WHAT THE TASK REQUIRES ▸
The entries below should be quoted exactly, with no pictures carried over.

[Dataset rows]
__________________________________________________

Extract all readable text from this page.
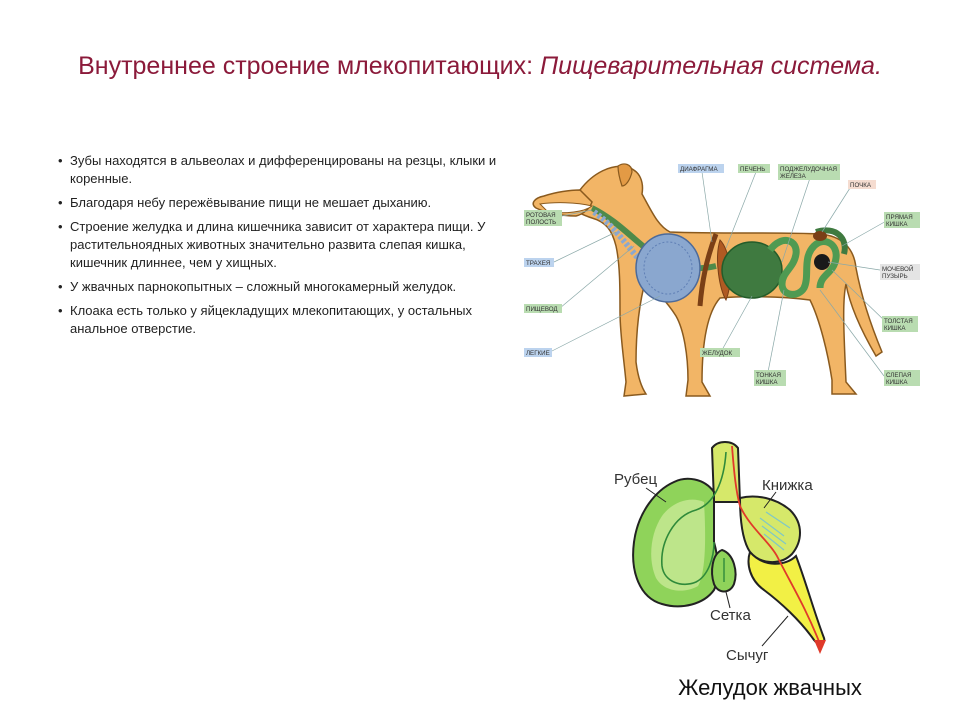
Внутреннее строение млекопитающих: Пищеварительная система.
• Зубы находятся в альвеолах и дифференцированы на резцы, клыки и коренные.
• Благодаря небу пережёвывание пищи не мешает дыханию.
• Строение желудка и длина кишечника зависит от характера пищи. У растительноядных животных значительно развита слепая кишка, кишечник длиннее, чем у хищных.
• У жвачных парнокопытных – сложный многокамерный желудок.
• Клоака есть только у яйцекладущих млекопитающих, у остальных анальное отверстие.
РОТОВАЯ
ПОЛОСТЬ
ТРАХЕЯ
ПИЩЕВОД
ЛЕГКИЕ
ДИАФРАГМА	ПЕЧЕНЬ ПОДЖЕЛУДОЧНАЯ
ЖЕЛЕЗА
ПОЧКА
ПРЯМАЯ
КИШКА
МОЧЕВОЙ
ПУЗЫРЬ
ТОЛСТАЯ
КИШКА
СЛЕПАЯ
КИШКА
ЖЕЛУДОК
ТОНКАЯ
КИШКА
Рубец	Книжка
Сетка
Сычуг
Желудок жвачных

__________________________________________________

SOLUTION TO THIS EXERCISE ▸
Extract all readable text from this page.
Внутреннее строение млекопитающих: Пищеварительная система.
• Зубы находятся в альвеолах и дифференцированы на резцы, клыки и коренные.
• Благодаря небу пережёвывание пищи не мешает дыханию.
• Строение желудка и длина кишечника зависит от характера пищи. У растительноядных животных значительно развита слепая кишка, кишечник длиннее, чем у хищных.
• У жвачных парнокопытных – сложный многокамерный желудок.
• Клоака есть только у яйцекладущих млекопитающих, у остальных анальное отверстие.
РОТОВАЯ
ПОЛОСТЬ
ТРАХЕЯ
ПИЩЕВОД
ЛЕГКИЕ
ДИАФРАГМА	ПЕЧЕНЬ ПОДЖЕЛУДОЧНАЯ
ЖЕЛЕЗА
ПОЧКА
ПРЯМАЯ
КИШКА
МОЧЕВОЙ
ПУЗЫРЬ
ТОЛСТАЯ
КИШКА
СЛЕПАЯ
КИШКА
ЖЕЛУДОК
ТОНКАЯ
КИШКА
Рубец	Книжка
Сетка
Сычуг
Желудок жвачных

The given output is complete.